**REQUIRED TASK:** State how many lines in these records contain the word "handle", and nothing else.

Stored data
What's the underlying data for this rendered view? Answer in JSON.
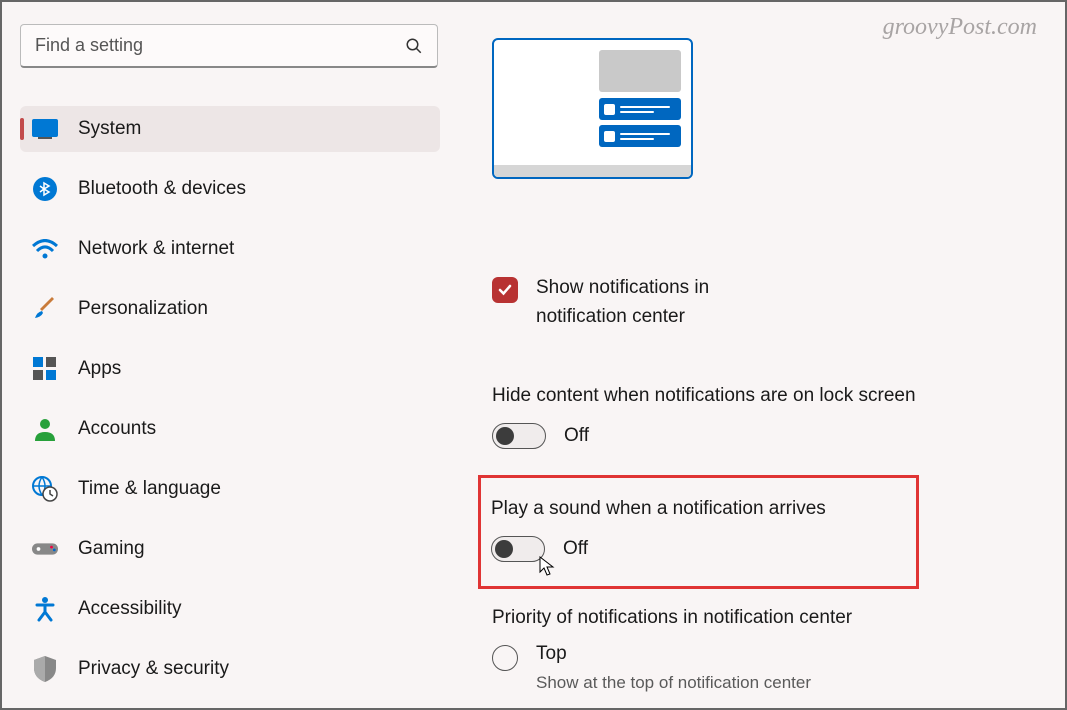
{
  "watermark": "groovyPost.com",
  "search": {
    "placeholder": "Find a setting"
  },
  "sidebar": {
    "items": [
      {
        "id": "system",
        "label": "System",
        "selected": true
      },
      {
        "id": "bluetooth",
        "label": "Bluetooth & devices",
        "selected": false
      },
      {
        "id": "network",
        "label": "Network & internet",
        "selected": false
      },
      {
        "id": "personalization",
        "label": "Personalization",
        "selected": false
      },
      {
        "id": "apps",
        "label": "Apps",
        "selected": false
      },
      {
        "id": "accounts",
        "label": "Accounts",
        "selected": false
      },
      {
        "id": "time",
        "label": "Time & language",
        "selected": false
      },
      {
        "id": "gaming",
        "label": "Gaming",
        "selected": false
      },
      {
        "id": "accessibility",
        "label": "Accessibility",
        "selected": false
      },
      {
        "id": "privacy",
        "label": "Privacy & security",
        "selected": false
      }
    ]
  },
  "main": {
    "show_notifications": {
      "label": "Show notifications in notification center",
      "checked": true
    },
    "hide_content": {
      "title": "Hide content when notifications are on lock screen",
      "state": "Off"
    },
    "play_sound": {
      "title": "Play a sound when a notification arrives",
      "state": "Off"
    },
    "priority": {
      "title": "Priority of notifications in notification center",
      "option_label": "Top",
      "option_desc": "Show at the top of notification center"
    }
  }
}
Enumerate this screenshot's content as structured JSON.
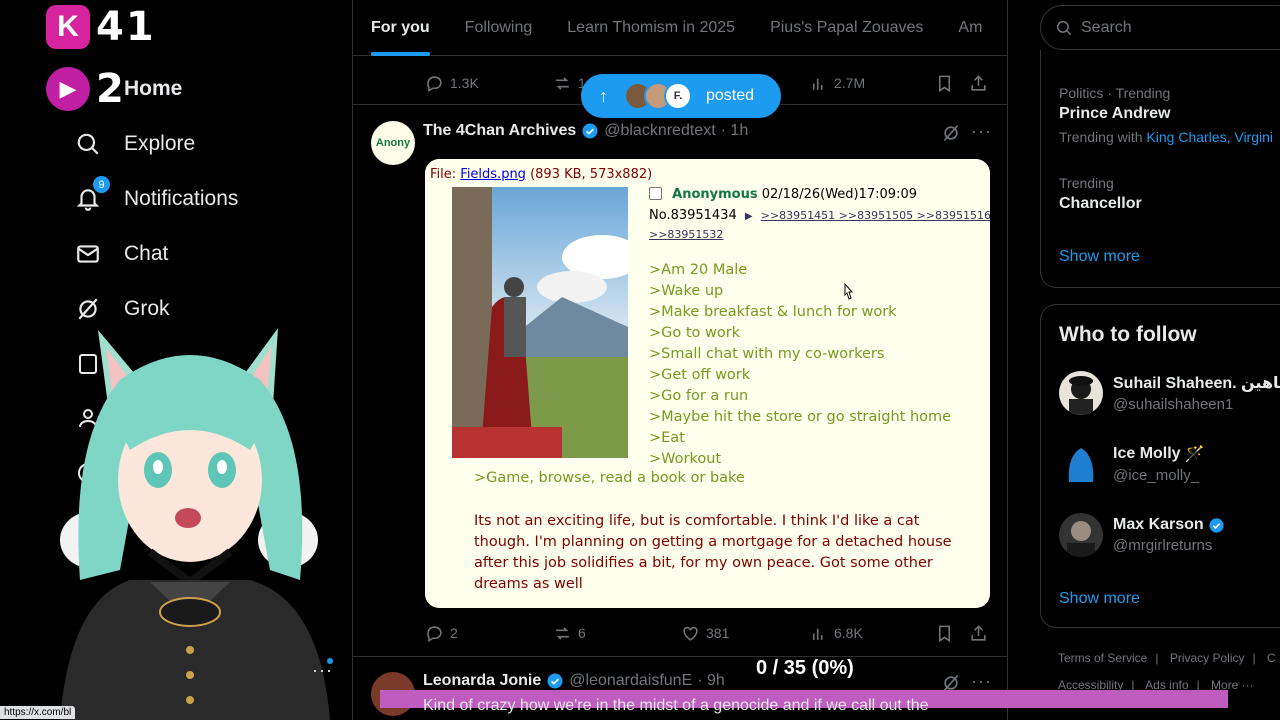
{
  "overlay": {
    "counter1": "41",
    "counter1_icon": "K",
    "counter2": "2"
  },
  "nav": {
    "home": "Home",
    "explore": "Explore",
    "notifications": "Notifications",
    "notifications_badge": "9",
    "chat": "Chat",
    "grok": "Grok"
  },
  "status_url": "https://x.com/bl",
  "tabs": [
    "For you",
    "Following",
    "Learn Thomism in 2025",
    "Pius's Papal Zouaves",
    "Am"
  ],
  "top_actions": {
    "replies": "1.3K",
    "reposts": "1",
    "views": "2.7M"
  },
  "posted_pill": {
    "label": "posted",
    "avatar3_letter": "F."
  },
  "tweet1": {
    "name": "The 4Chan Archives",
    "handle": "@blacknredtext",
    "time": "· 1h",
    "avatar_text": "Anony",
    "replies": "2",
    "reposts": "6",
    "likes": "381",
    "views": "6.8K"
  },
  "chan": {
    "file_prefix": "File:",
    "file_name": "Fields.png",
    "file_info": "(893 KB, 573x882)",
    "author": "Anonymous",
    "date": "02/18/26(Wed)17:09:09",
    "post_no": "No.83951434",
    "arrow": "▶",
    "replies_line1": ">>83951451 >>83951505 >>83951516",
    "replies_line2": ">>83951532",
    "greentext": [
      ">Am 20 Male",
      ">Wake up",
      ">Make breakfast & lunch for work",
      ">Go to work",
      ">Small chat with my co-workers",
      ">Get off work",
      ">Go for a run",
      ">Maybe hit the store or go straight home",
      ">Eat",
      ">Workout"
    ],
    "greentext_last": ">Game, browse, read a book or bake",
    "body": "Its not an exciting life, but is comfortable. I think I'd like a cat though. I'm planning on getting a mortgage for a detached house after this job solidifies a bit, for my own peace. Got some other dreams as well"
  },
  "tweet2": {
    "name": "Leonarda Jonie",
    "handle": "@leonardaisfunE",
    "time": "· 9h",
    "text": "Kind of crazy how we're in the midst of a genocide and if we call out the"
  },
  "progress": {
    "text": "0 / 35 (0%)",
    "fraction": 0
  },
  "search": {
    "placeholder": "Search"
  },
  "trends": [
    {
      "category": "Politics · Trending",
      "title": "Prince Andrew",
      "with_label": "Trending with",
      "with_links": "King Charles, Virgini"
    },
    {
      "category": "Trending",
      "title": "Chancellor"
    }
  ],
  "show_more": "Show more",
  "who_to_follow": {
    "title": "Who to follow",
    "accounts": [
      {
        "name": "Suhail Shaheen. شاهين",
        "handle": "@suhailshaheen1"
      },
      {
        "name": "Ice Molly",
        "emoji": "🪄",
        "handle": "@ice_molly_"
      },
      {
        "name": "Max Karson",
        "handle": "@mrgirlreturns"
      }
    ],
    "show_more": "Show more"
  },
  "footer": {
    "row1": [
      "Terms of Service",
      "Privacy Policy",
      "C"
    ],
    "row2": [
      "Accessibility",
      "Ads info",
      "More ···"
    ]
  },
  "colors": {
    "accent": "#1d9bf0",
    "background": "#000000",
    "overlay_pink": "#d6239e",
    "subtitle_bar": "#c05cc0"
  }
}
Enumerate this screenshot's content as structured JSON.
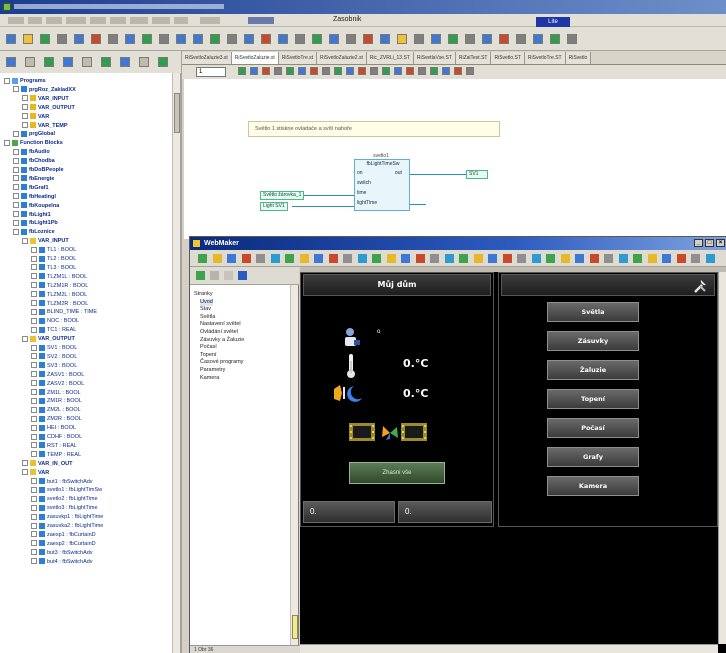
{
  "menu": {
    "filename": "Zasobnik",
    "badge": "Lite"
  },
  "file_tabs": [
    "RiSvetloZaluzie3.st",
    "RiSvetloZaluzie.st",
    "RiSvetloTre.st",
    "RiSvetloZaluzie2.st",
    "Ric_ZVRLi_13.ST",
    "RiSvetlaVse.ST",
    "RiZalTest.ST",
    "RiSvetlo.ST",
    "RiSvetloTre.ST",
    "RiSvetlo"
  ],
  "zoom": "1",
  "tree": [
    {
      "label": "Programs",
      "depth": 0,
      "icon": "blue2",
      "bold": true
    },
    {
      "label": "prgRoz_ZakladXX",
      "depth": 1,
      "icon": "blue",
      "bold": true
    },
    {
      "label": "VAR_INPUT",
      "depth": 2,
      "icon": "yellow",
      "bold": true
    },
    {
      "label": "VAR_OUTPUT",
      "depth": 2,
      "icon": "yellow",
      "bold": true
    },
    {
      "label": "VAR",
      "depth": 2,
      "icon": "yellow",
      "bold": true
    },
    {
      "label": "VAR_TEMP",
      "depth": 2,
      "icon": "yellow",
      "bold": true
    },
    {
      "label": "prgGlobal",
      "depth": 1,
      "icon": "blue",
      "bold": true
    },
    {
      "label": "Function Blocks",
      "depth": 0,
      "icon": "green",
      "bold": true
    },
    {
      "label": "fbAudio",
      "depth": 1,
      "icon": "blue",
      "bold": true
    },
    {
      "label": "fbChodba",
      "depth": 1,
      "icon": "blue",
      "bold": true
    },
    {
      "label": "fbDoBPeople",
      "depth": 1,
      "icon": "blue",
      "bold": true
    },
    {
      "label": "fbEnergie",
      "depth": 1,
      "icon": "blue",
      "bold": true
    },
    {
      "label": "fbGraf1",
      "depth": 1,
      "icon": "blue",
      "bold": true
    },
    {
      "label": "fbHeatingI",
      "depth": 1,
      "icon": "blue",
      "bold": true
    },
    {
      "label": "fbKoupelna",
      "depth": 1,
      "icon": "blue",
      "bold": true
    },
    {
      "label": "fbLight1",
      "depth": 1,
      "icon": "blue",
      "bold": true
    },
    {
      "label": "fbLight1Pb",
      "depth": 1,
      "icon": "blue",
      "bold": true
    },
    {
      "label": "fbLoznice",
      "depth": 1,
      "icon": "blue",
      "bold": true
    },
    {
      "label": "VAR_INPUT",
      "depth": 2,
      "icon": "folder",
      "bold": true
    },
    {
      "label": "TL1 : BOOL",
      "depth": 3,
      "icon": "blue",
      "bold": false
    },
    {
      "label": "TL2 : BOOL",
      "depth": 3,
      "icon": "blue",
      "bold": false
    },
    {
      "label": "TL3 : BOOL",
      "depth": 3,
      "icon": "blue",
      "bold": false
    },
    {
      "label": "TLZM1L : BOOL",
      "depth": 3,
      "icon": "blue",
      "bold": false
    },
    {
      "label": "TLZM1R : BOOL",
      "depth": 3,
      "icon": "blue",
      "bold": false
    },
    {
      "label": "TLZM2L : BOOL",
      "depth": 3,
      "icon": "blue",
      "bold": false
    },
    {
      "label": "TLZM2R : BOOL",
      "depth": 3,
      "icon": "blue",
      "bold": false
    },
    {
      "label": "BLIND_TIME : TIME",
      "depth": 3,
      "icon": "blue",
      "bold": false
    },
    {
      "label": "NOC : BOOL",
      "depth": 3,
      "icon": "blue",
      "bold": false
    },
    {
      "label": "TC1 : REAL",
      "depth": 3,
      "icon": "blue",
      "bold": false
    },
    {
      "label": "VAR_OUTPUT",
      "depth": 2,
      "icon": "folder",
      "bold": true
    },
    {
      "label": "SV1 : BOOL",
      "depth": 3,
      "icon": "blue",
      "bold": false
    },
    {
      "label": "SV2 : BOOL",
      "depth": 3,
      "icon": "blue",
      "bold": false
    },
    {
      "label": "SV3 : BOOL",
      "depth": 3,
      "icon": "blue",
      "bold": false
    },
    {
      "label": "ZASV1 : BOOL",
      "depth": 3,
      "icon": "blue",
      "bold": false
    },
    {
      "label": "ZASV2 : BOOL",
      "depth": 3,
      "icon": "blue",
      "bold": false
    },
    {
      "label": "ZM1L : BOOL",
      "depth": 3,
      "icon": "blue",
      "bold": false
    },
    {
      "label": "ZM1R : BOOL",
      "depth": 3,
      "icon": "blue",
      "bold": false
    },
    {
      "label": "ZM2L : BOOL",
      "depth": 3,
      "icon": "blue",
      "bold": false
    },
    {
      "label": "ZM2R : BOOL",
      "depth": 3,
      "icon": "blue",
      "bold": false
    },
    {
      "label": "HEI : BOOL",
      "depth": 3,
      "icon": "blue",
      "bold": false
    },
    {
      "label": "CDHF : BOOL",
      "depth": 3,
      "icon": "blue",
      "bold": false
    },
    {
      "label": "RST : REAL",
      "depth": 3,
      "icon": "blue",
      "bold": false
    },
    {
      "label": "TEMP : REAL",
      "depth": 3,
      "icon": "blue",
      "bold": false
    },
    {
      "label": "VAR_IN_OUT",
      "depth": 2,
      "icon": "folder",
      "bold": true
    },
    {
      "label": "VAR",
      "depth": 2,
      "icon": "folder",
      "bold": true
    },
    {
      "label": "but1 : fbSwitchAdv",
      "depth": 3,
      "icon": "blue",
      "bold": false
    },
    {
      "label": "svetlo1 : fbLightTimSw",
      "depth": 3,
      "icon": "blue",
      "bold": false
    },
    {
      "label": "svetlo2 : fbLightTime",
      "depth": 3,
      "icon": "blue",
      "bold": false
    },
    {
      "label": "svetlo3 : fbLightTime",
      "depth": 3,
      "icon": "blue",
      "bold": false
    },
    {
      "label": "zasuvkp1 : fbLightTime",
      "depth": 3,
      "icon": "blue",
      "bold": false
    },
    {
      "label": "zasuvka2 : fbLightTime",
      "depth": 3,
      "icon": "blue",
      "bold": false
    },
    {
      "label": "zaesp1 : fbCurtainD",
      "depth": 3,
      "icon": "blue",
      "bold": false
    },
    {
      "label": "zaesp2 : fbCurtainD",
      "depth": 3,
      "icon": "blue",
      "bold": false
    },
    {
      "label": "but3 : fbSwitchAdv",
      "depth": 3,
      "icon": "blue",
      "bold": false
    },
    {
      "label": "but4 : fbSwitchAdv",
      "depth": 3,
      "icon": "blue",
      "bold": false
    }
  ],
  "diagram": {
    "comment": "Světlo 1 stiskne ovladače a svítí nahoře",
    "fb_instance": "svetlo1",
    "fb_type": "fbLightTimeSw",
    "pins_in": [
      "on",
      "switch",
      "time",
      "lightTime"
    ],
    "pins_out": [
      "out"
    ],
    "in_var1": "Světlo žárovka_1",
    "in_var2": "Light SV1",
    "out_var": "SV1"
  },
  "webmaker": {
    "title": "WebMaker",
    "pages": [
      {
        "label": "Stranky",
        "depth": 0
      },
      {
        "label": "Uvod",
        "depth": 1
      },
      {
        "label": "Stav",
        "depth": 1
      },
      {
        "label": "Světla",
        "depth": 1
      },
      {
        "label": "Nastavení světel",
        "depth": 1
      },
      {
        "label": "Ovládání světel",
        "depth": 1
      },
      {
        "label": "Zásuvky a Žaluzie",
        "depth": 1
      },
      {
        "label": "Počasí",
        "depth": 1
      },
      {
        "label": "Topení",
        "depth": 1
      },
      {
        "label": "Časové programy",
        "depth": 1
      },
      {
        "label": "Parametry",
        "depth": 1
      },
      {
        "label": "Kamera",
        "depth": 1
      }
    ],
    "status": "1 Obr 36"
  },
  "hmi": {
    "title": "Můj dům",
    "person_value": "o",
    "temp1": "0.°C",
    "temp2": "0.°C",
    "zhasni": "Zhasni vše",
    "field1": "0.",
    "field2": "0.",
    "menu": [
      "Světla",
      "Zásuvky",
      "Žaluzie",
      "Topení",
      "Počasí",
      "Grafy",
      "Kamera"
    ]
  }
}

**SOLUTION TO THIS EXERCISE:** 5